Transcribe everything in the data word for word. Pictures are left out.
** start Provided data **
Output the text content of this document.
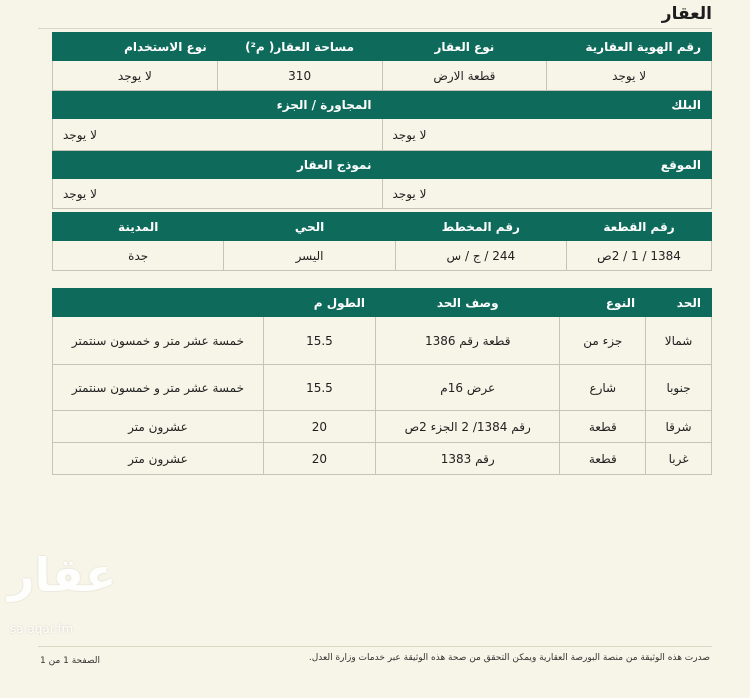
العقار
رقم الهوية العقارية	نوع العقار	مساحة العقار( م²)	نوع الاستخدام
لا يوجد	قطعة الارض	310	لا يوجد
البلك		المجاورة / الجزء	
لا يوجد		لا يوجد	
الموقع		نموذج العقار	
لا يوجد		لا يوجد	
رقم القطعة	رقم المخطط	الحي	المدينة
1384 / 1 / 2ص	244 / ج / س	اليسر	جدة
الحد	النوع	وصف الحد	الطول م	
شمالا	جزء من	قطعة رقم 1386	15.5	خمسة عشر متر و خمسون سنتمتر
جنوبا	شارع	عرض 16م	15.5	خمسة عشر متر و خمسون سنتمتر
شرقا	قطعة	رقم 1384/ 2 الجزء 2ص	20	عشرون متر
غربا	قطعة	رقم 1383	20	عشرون متر
عقار
sa.aqar.fm
صدرت هذه الوثيقة من منصة البورصة العقارية ويمكن التحقق من صحة هذه الوثيقة عبر خدمات وزارة العدل.
الصفحة 1 من 1
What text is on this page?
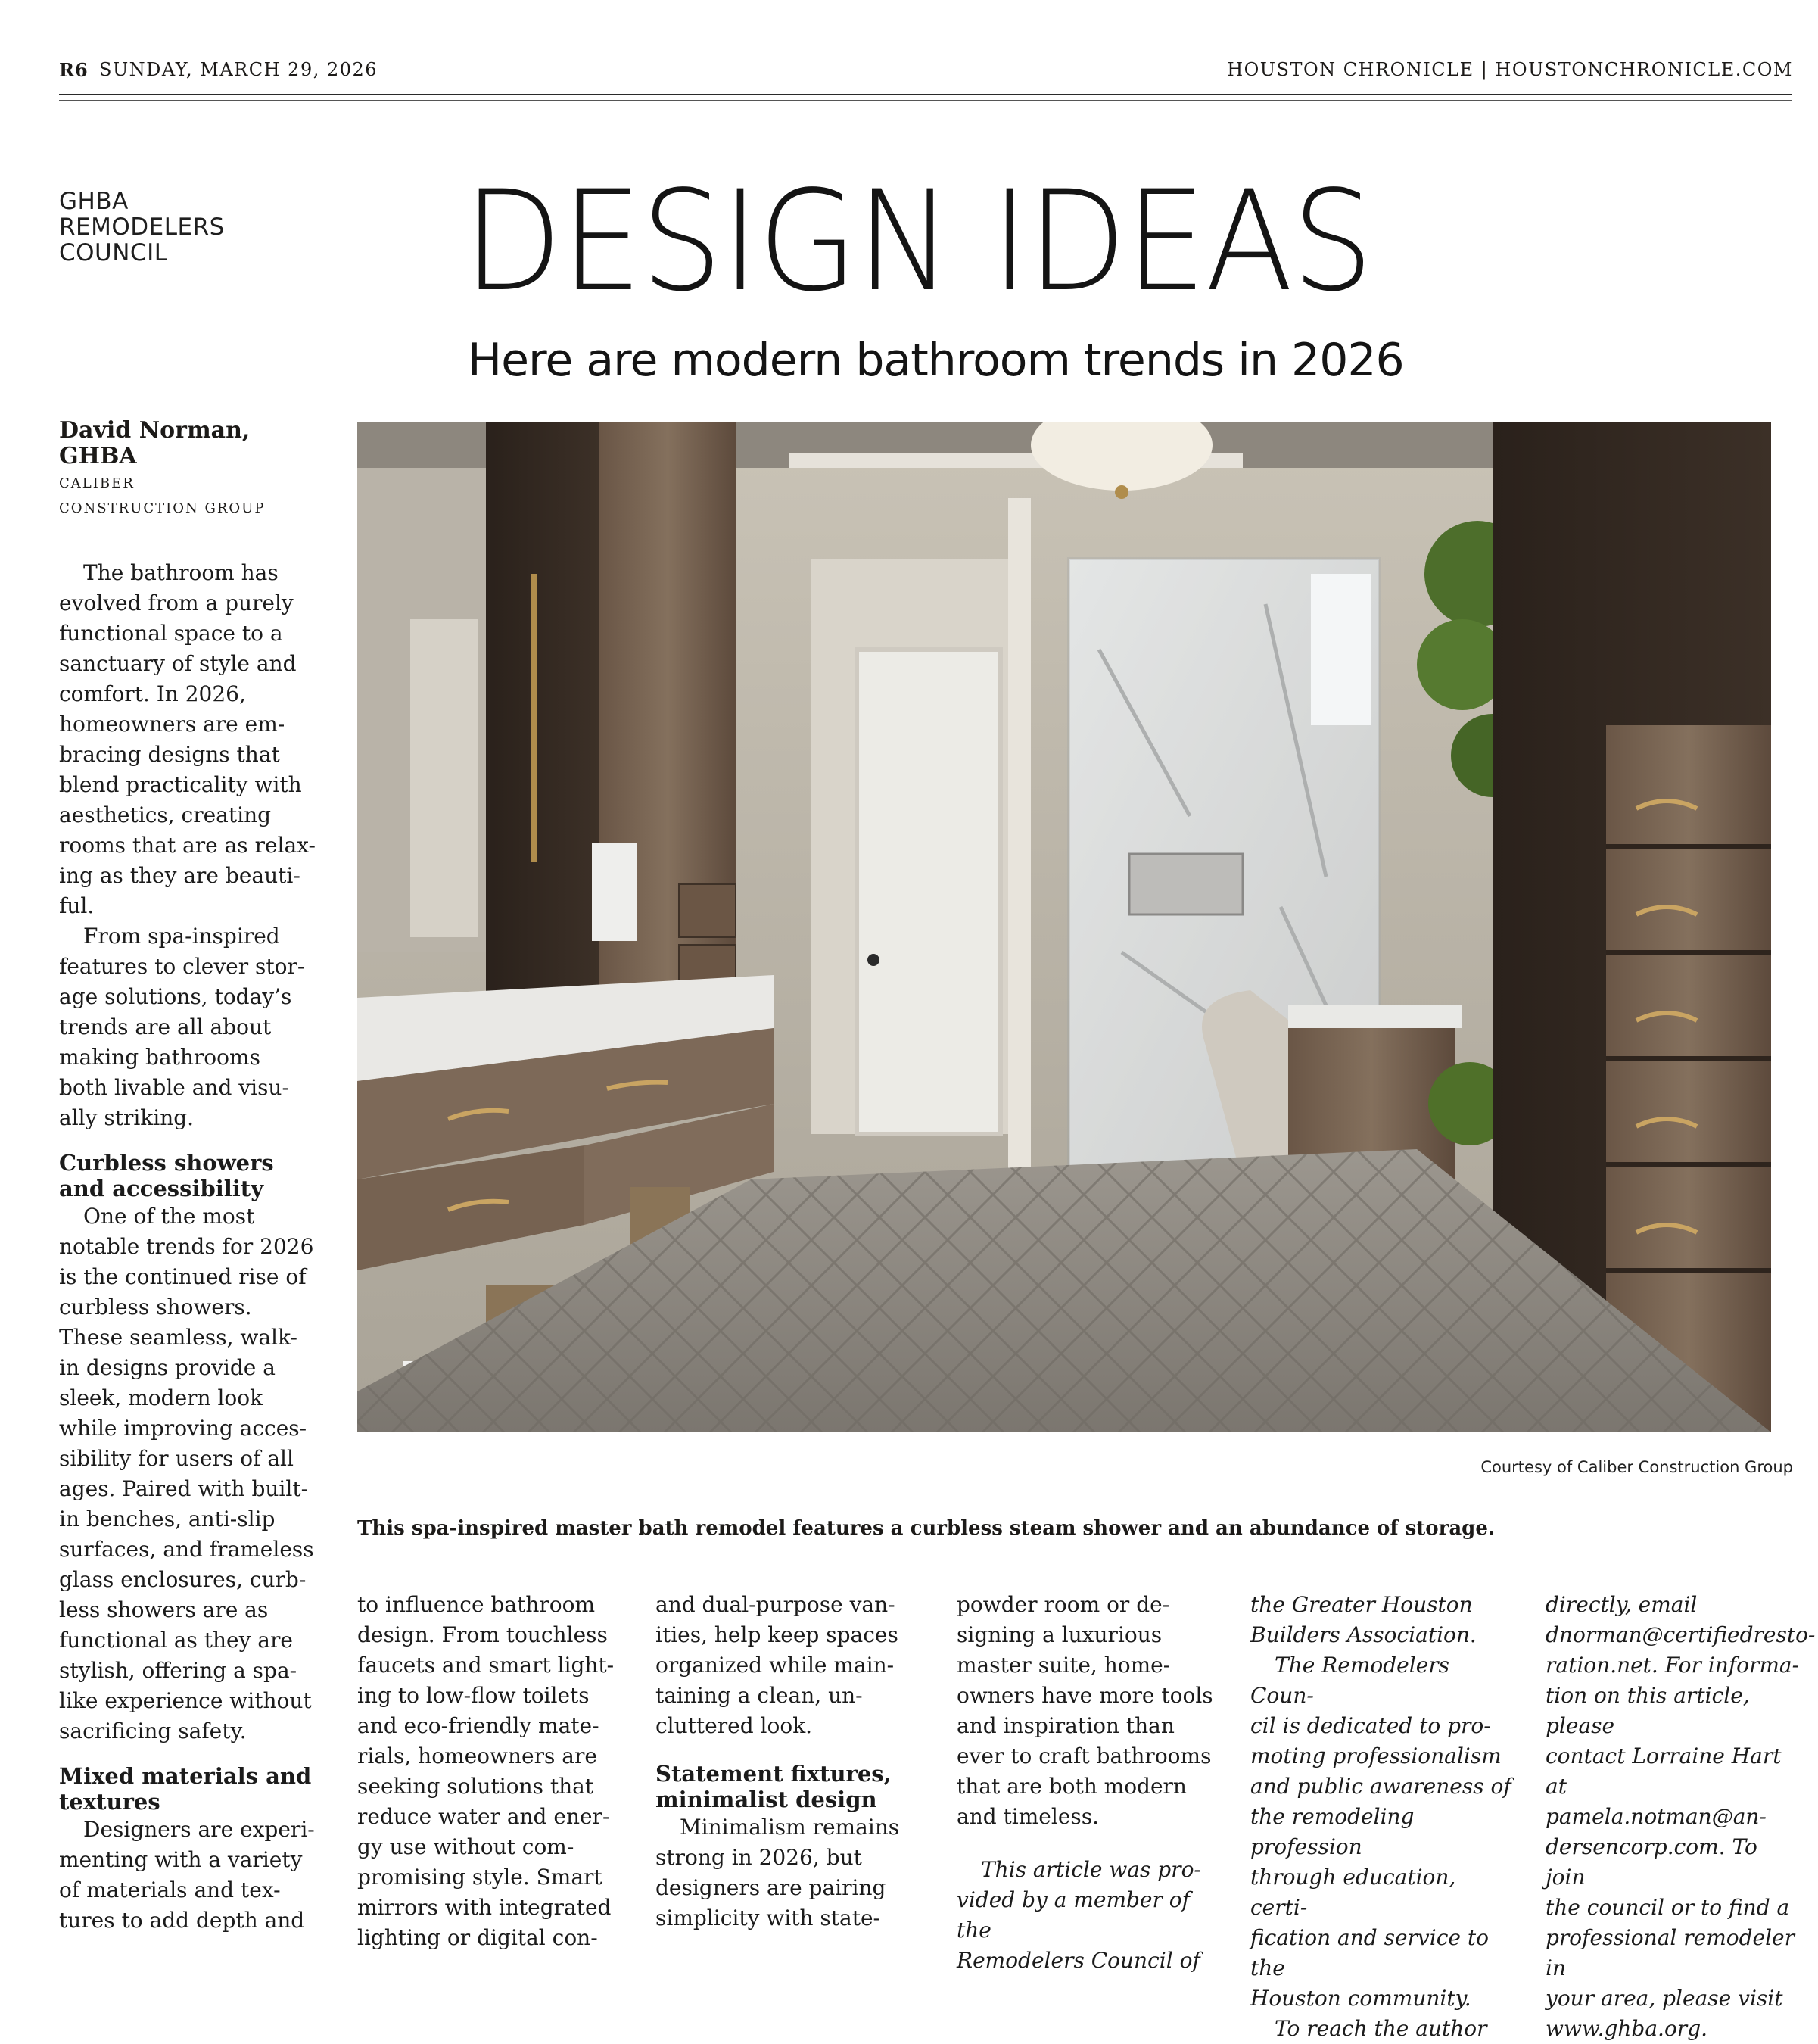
R6 SUNDAY, MARCH 29, 2026	HOUSTON CHRONICLE | HOUSTONCHRONICLE.COM
GHBA
REMODELERS
COUNCIL	DESIGN IDEAS
Here are modern bathroom trends in 2026
David Norman,
GHBA
CALIBER
CONSTRUCTION GROUP
Courtesy of Caliber Construction Group
This spa-inspired master bath remodel features a curbless steam shower and an abundance of storage.

The bathroom has

evolved from a purely

functional space to a

sanctuary of style and

comfort. In 2026,

homeowners are em-

bracing designs that

blend practicality with

aesthetics, creating

rooms that are as relax-

ing as they are beauti-

ful.

From spa-inspired

features to clever stor-

age solutions, today’s

trends are all about

making bathrooms

both livable and visu-

ally striking.

Curbless showers
and accessibility

One of the most

notable trends for 2026

is the continued rise of

curbless showers.

These seamless, walk-

in designs provide a

sleek, modern look

while improving acces-

sibility for users of all

ages. Paired with built-

in benches, anti-slip

surfaces, and frameless

glass enclosures, curb-

less showers are as

functional as they are

stylish, offering a spa-

like experience without

sacrificing safety.

Mixed materials and
textures

Designers are experi-

menting with a variety

of materials and tex-

tures to add depth and

to influence bathroom

design. From touchless

faucets and smart light-

ing to low-flow toilets

and eco-friendly mate-

rials, homeowners are

seeking solutions that

reduce water and ener-

gy use without com-

promising style. Smart

mirrors with integrated

lighting or digital con-

and dual-purpose van-

ities, help keep spaces

organized while main-

taining a clean, un-

cluttered look.

Statement fixtures,
minimalist design

Minimalism remains

strong in 2026, but

designers are pairing

simplicity with state-

powder room or de-

signing a luxurious

master suite, home-

owners have more tools

and inspiration than

ever to craft bathrooms

that are both modern

and timeless.

This article was pro-

vided by a member of the

Remodelers Council of

the Greater Houston

Builders Association.

The Remodelers Coun-

cil is dedicated to pro-

moting professionalism

and public awareness of

the remodeling profession

through education, certi-

fication and service to the

Houston community.

To reach the author

directly, email

dnorman@certifiedresto-

ration.net. For informa-

tion on this article, please

contact Lorraine Hart at

pamela.notman@an-

dersencorp.com. To join

the council or to find a

professional remodeler in

your area, please visit

www.ghba.org.
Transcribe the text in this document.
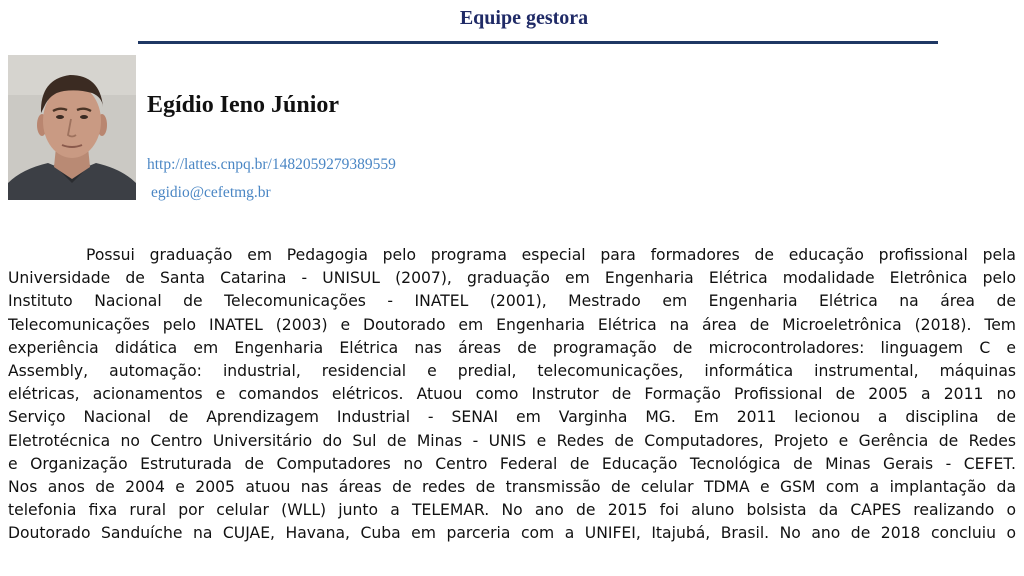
Equipe gestora
Egídio Ieno Júnior
http://lattes.cnpq.br/1482059279389559
egidio@cefetmg.br
Possui graduação em Pedagogia pelo programa especial para formadores de educação profissional pela
Universidade de Santa Catarina - UNISUL (2007), graduação em Engenharia Elétrica modalidade Eletrônica pelo
Instituto Nacional de Telecomunicações - INATEL (2001), Mestrado em Engenharia Elétrica na área de
Telecomunicações pelo INATEL (2003) e Doutorado em Engenharia Elétrica na área de Microeletrônica (2018). Tem
experiência didática em Engenharia Elétrica nas áreas de programação de microcontroladores: linguagem C e
Assembly, automação: industrial, residencial e predial, telecomunicações, informática instrumental, máquinas
elétricas, acionamentos e comandos elétricos. Atuou como Instrutor de Formação Profissional de 2005 a 2011 no
Serviço Nacional de Aprendizagem Industrial - SENAI em Varginha MG. Em 2011 lecionou a disciplina de
Eletrotécnica no Centro Universitário do Sul de Minas - UNIS e Redes de Computadores, Projeto e Gerência de Redes
e Organização Estruturada de Computadores no Centro Federal de Educação Tecnológica de Minas Gerais - CEFET.
Nos anos de 2004 e 2005 atuou nas áreas de redes de transmissão de celular TDMA e GSM com a implantação da
telefonia fixa rural por celular (WLL) junto a TELEMAR. No ano de 2015 foi aluno bolsista da CAPES realizando o
Doutorado Sanduíche na CUJAE, Havana, Cuba em parceria com a UNIFEI, Itajubá, Brasil. No ano de 2018 concluiu o
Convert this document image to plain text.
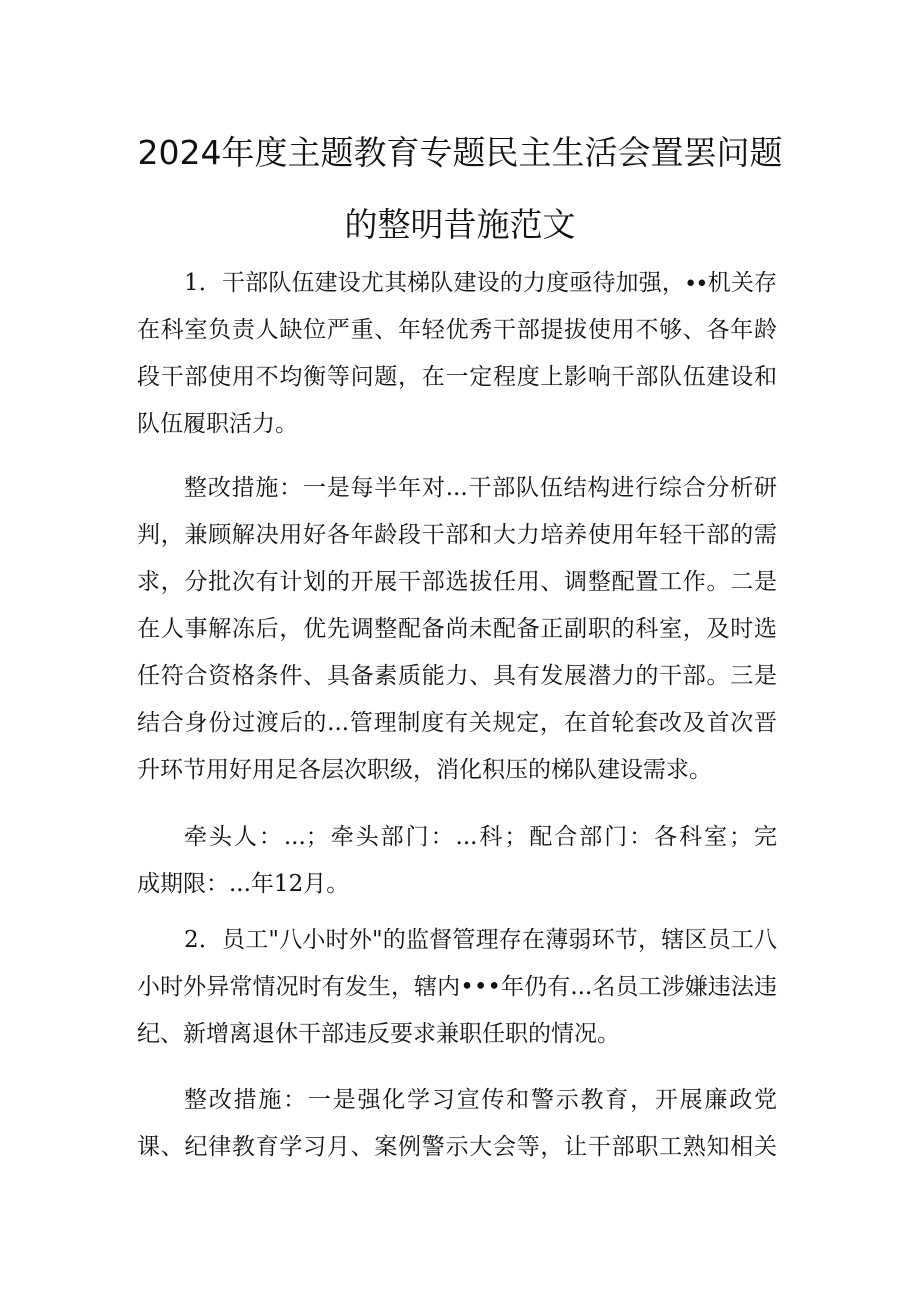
2024年度主题教育专题民主生活会置罢问题
的整明昔施范文
1．干部队伍建设尤其梯队建设的力度亟待加强，∙∙机关存
在科室负责人缺位严重、年轻优秀干部提拔使用不够、各年龄
段干部使用不均衡等问题，在一定程度上影响干部队伍建设和
队伍履职活力。
整改措施：一是每半年对...干部队伍结构进行综合分析研
判，兼顾解决用好各年龄段干部和大力培养使用年轻干部的需
求，分批次有计划的开展干部选拔任用、调整配置工作。二是
在人事解冻后，优先调整配备尚未配备正副职的科室，及时选
任符合资格条件、具备素质能力、具有发展潜力的干部。三是
结合身份过渡后的...管理制度有关规定，在首轮套改及首次晋
升环节用好用足各层次职级，消化积压的梯队建设需求。
牵头人：...；牵头部门：...科；配合部门：各科室；完
成期限：...年12月。
2．员工"八小时外"的监督管理存在薄弱环节，辖区员工八
小时外异常情况时有发生，辖内•••年仍有...名员工涉嫌违法违
纪、新增离退休干部违反要求兼职任职的情况。
整改措施：一是强化学习宣传和警示教育，开展廉政党
课、纪律教育学习月、案例警示大会等，让干部职工熟知相关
** end Provided data **
> **Written answer**:
Output the text content of this document.
العقار
رقم الهوية العقارية	نوع العقار	مساحة العقار( م²)	نوع الاستخدام
لا يوجد	قطعة الارض	310	لا يوجد
البلك		المجاورة / الجزء	
لا يوجد		لا يوجد	
الموقع		نموذج العقار	
لا يوجد		لا يوجد	
رقم القطعة	رقم المخطط	الحي	المدينة
1384 / 1 / 2ص	244 / ج / س	اليسر	جدة
الحد	النوع	وصف الحد	الطول م	
شمالا	جزء من	قطعة رقم 1386	15.5	خمسة عشر متر و خمسون سنتمتر
جنوبا	شارع	عرض 16م	15.5	خمسة عشر متر و خمسون سنتمتر
شرقا	قطعة	رقم 1384/ 2 الجزء 2ص	20	عشرون متر
غربا	قطعة	رقم 1383	20	عشرون متر
عقار
sa.aqar.fm
صدرت هذه الوثيقة من منصة البورصة العقارية ويمكن التحقق من صحة هذه الوثيقة عبر خدمات وزارة العدل.
الصفحة 1 من 1
What text is on this page?
R6 SUNDAY, MARCH 29, 2026	HOUSTON CHRONICLE | HOUSTONCHRONICLE.COM
GHBA
REMODELERS
COUNCIL	DESIGN IDEAS
Here are modern bathroom trends in 2026
David Norman,
GHBA
CALIBER
CONSTRUCTION GROUP
Courtesy of Caliber Construction Group
This spa-inspired master bath remodel features a curbless steam shower and an abundance of storage.

The bathroom has

evolved from a purely

functional space to a

sanctuary of style and

comfort. In 2026,

homeowners are em-

bracing designs that

blend practicality with

aesthetics, creating

rooms that are as relax-

ing as they are beauti-

ful.

From spa-inspired

features to clever stor-

age solutions, today’s

trends are all about

making bathrooms

both livable and visu-

ally striking.

Curbless showers
and accessibility

One of the most

notable trends for 2026

is the continued rise of

curbless showers.

These seamless, walk-

in designs provide a

sleek, modern look

while improving acces-

sibility for users of all

ages. Paired with built-

in benches, anti-slip

surfaces, and frameless

glass enclosures, curb-

less showers are as

functional as they are

stylish, offering a spa-

like experience without

sacrificing safety.

Mixed materials and
textures

Designers are experi-

menting with a variety

of materials and tex-

tures to add depth and

to influence bathroom

design. From touchless

faucets and smart light-

ing to low-flow toilets

and eco-friendly mate-

rials, homeowners are

seeking solutions that

reduce water and ener-

gy use without com-

promising style. Smart

mirrors with integrated

lighting or digital con-

and dual-purpose van-

ities, help keep spaces

organized while main-

taining a clean, un-

cluttered look.

Statement fixtures,
minimalist design

Minimalism remains

strong in 2026, but

designers are pairing

simplicity with state-

powder room or de-

signing a luxurious

master suite, home-

owners have more tools

and inspiration than

ever to craft bathrooms

that are both modern

and timeless.

This article was pro-

vided by a member of the

Remodelers Council of

the Greater Houston

Builders Association.

The Remodelers Coun-

cil is dedicated to pro-

moting professionalism

and public awareness of

the remodeling profession

through education, certi-

fication and service to the

Houston community.

To reach the author

directly, email

dnorman@certifiedresto-

ration.net. For informa-

tion on this article, please

contact Lorraine Hart at

pamela.notman@an-

dersencorp.com. To join

the council or to find a

professional remodeler in

your area, please visit

www.ghba.org.
Transcribe the text in this document.
Equipe gestora
Egídio Ieno Júnior
http://lattes.cnpq.br/1482059279389559
egidio@cefetmg.br
Possui graduação em Pedagogia pelo programa especial para formadores de educação profissional pela
Universidade de Santa Catarina - UNISUL (2007), graduação em Engenharia Elétrica modalidade Eletrônica pelo
Instituto Nacional de Telecomunicações - INATEL (2001), Mestrado em Engenharia Elétrica na área de
Telecomunicações pelo INATEL (2003) e Doutorado em Engenharia Elétrica na área de Microeletrônica (2018). Tem
experiência didática em Engenharia Elétrica nas áreas de programação de microcontroladores: linguagem C e
Assembly, automação: industrial, residencial e predial, telecomunicações, informática instrumental, máquinas
elétricas, acionamentos e comandos elétricos. Atuou como Instrutor de Formação Profissional de 2005 a 2011 no
Serviço Nacional de Aprendizagem Industrial - SENAI em Varginha MG. Em 2011 lecionou a disciplina de
Eletrotécnica no Centro Universitário do Sul de Minas - UNIS e Redes de Computadores, Projeto e Gerência de Redes
e Organização Estruturada de Computadores no Centro Federal de Educação Tecnológica de Minas Gerais - CEFET.
Nos anos de 2004 e 2005 atuou nas áreas de redes de transmissão de celular TDMA e GSM com a implantação da
telefonia fixa rural por celular (WLL) junto a TELEMAR. No ano de 2015 foi aluno bolsista da CAPES realizando o
Doutorado Sanduíche na CUJAE, Havana, Cuba em parceria com a UNIFEI, Itajubá, Brasil. No ano de 2018 concluiu o
Convert this document image to plain text.
2024年度主题教育专题民主生活会置罢问题
的整明昔施范文
1．干部队伍建设尤其梯队建设的力度亟待加强，∙∙机关存
在科室负责人缺位严重、年轻优秀干部提拔使用不够、各年龄
段干部使用不均衡等问题，在一定程度上影响干部队伍建设和
队伍履职活力。
整改措施：一是每半年对...干部队伍结构进行综合分析研
判，兼顾解决用好各年龄段干部和大力培养使用年轻干部的需
求，分批次有计划的开展干部选拔任用、调整配置工作。二是
在人事解冻后，优先调整配备尚未配备正副职的科室，及时选
任符合资格条件、具备素质能力、具有发展潜力的干部。三是
结合身份过渡后的...管理制度有关规定，在首轮套改及首次晋
升环节用好用足各层次职级，消化积压的梯队建设需求。
牵头人：...；牵头部门：...科；配合部门：各科室；完
成期限：...年12月。
2．员工"八小时外"的监督管理存在薄弱环节，辖区员工八
小时外异常情况时有发生，辖内•••年仍有...名员工涉嫌违法违
纪、新增离退休干部违反要求兼职任职的情况。
整改措施：一是强化学习宣传和警示教育，开展廉政党
课、纪律教育学习月、案例警示大会等，让干部职工熟知相关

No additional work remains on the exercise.